(Extracts from a graphics dataset)
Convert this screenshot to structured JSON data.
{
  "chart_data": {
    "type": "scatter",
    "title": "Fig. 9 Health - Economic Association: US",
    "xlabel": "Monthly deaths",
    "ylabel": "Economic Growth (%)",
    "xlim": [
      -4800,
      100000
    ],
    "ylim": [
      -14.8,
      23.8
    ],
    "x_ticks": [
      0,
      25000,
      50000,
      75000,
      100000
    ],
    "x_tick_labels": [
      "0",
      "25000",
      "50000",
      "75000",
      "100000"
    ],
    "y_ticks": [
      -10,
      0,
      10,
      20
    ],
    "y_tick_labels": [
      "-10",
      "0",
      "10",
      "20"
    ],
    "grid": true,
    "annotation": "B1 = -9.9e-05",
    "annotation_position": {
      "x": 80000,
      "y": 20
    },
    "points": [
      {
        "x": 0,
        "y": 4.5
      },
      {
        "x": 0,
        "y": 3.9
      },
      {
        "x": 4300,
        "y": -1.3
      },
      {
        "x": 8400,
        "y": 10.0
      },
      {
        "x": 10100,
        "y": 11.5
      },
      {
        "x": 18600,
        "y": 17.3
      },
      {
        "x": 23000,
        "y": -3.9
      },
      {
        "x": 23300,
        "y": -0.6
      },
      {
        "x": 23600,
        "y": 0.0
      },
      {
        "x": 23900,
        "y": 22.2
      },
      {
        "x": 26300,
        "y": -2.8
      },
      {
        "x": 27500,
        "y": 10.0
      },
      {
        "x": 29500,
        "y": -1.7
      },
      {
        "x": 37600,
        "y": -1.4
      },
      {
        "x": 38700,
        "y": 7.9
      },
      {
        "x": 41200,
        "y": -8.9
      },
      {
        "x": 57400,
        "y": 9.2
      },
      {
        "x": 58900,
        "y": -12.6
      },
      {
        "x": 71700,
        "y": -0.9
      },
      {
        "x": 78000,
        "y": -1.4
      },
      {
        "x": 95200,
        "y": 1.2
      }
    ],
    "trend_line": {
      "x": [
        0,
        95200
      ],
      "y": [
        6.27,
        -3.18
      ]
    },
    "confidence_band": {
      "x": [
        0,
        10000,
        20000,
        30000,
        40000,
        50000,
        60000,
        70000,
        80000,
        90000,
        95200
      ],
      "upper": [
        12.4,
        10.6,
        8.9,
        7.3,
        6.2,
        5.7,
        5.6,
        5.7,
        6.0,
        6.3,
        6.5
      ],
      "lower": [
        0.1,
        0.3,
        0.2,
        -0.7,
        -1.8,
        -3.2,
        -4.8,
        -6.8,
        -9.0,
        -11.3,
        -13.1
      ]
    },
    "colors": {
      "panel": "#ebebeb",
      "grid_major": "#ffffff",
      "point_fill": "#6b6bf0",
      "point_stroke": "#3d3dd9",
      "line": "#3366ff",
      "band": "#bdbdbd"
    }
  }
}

→ **WHAT THIS TASK INVOLVES**:
Across the entries, how many lines hold the word "Economic"? Say only the number.

→ **RESULT**:
2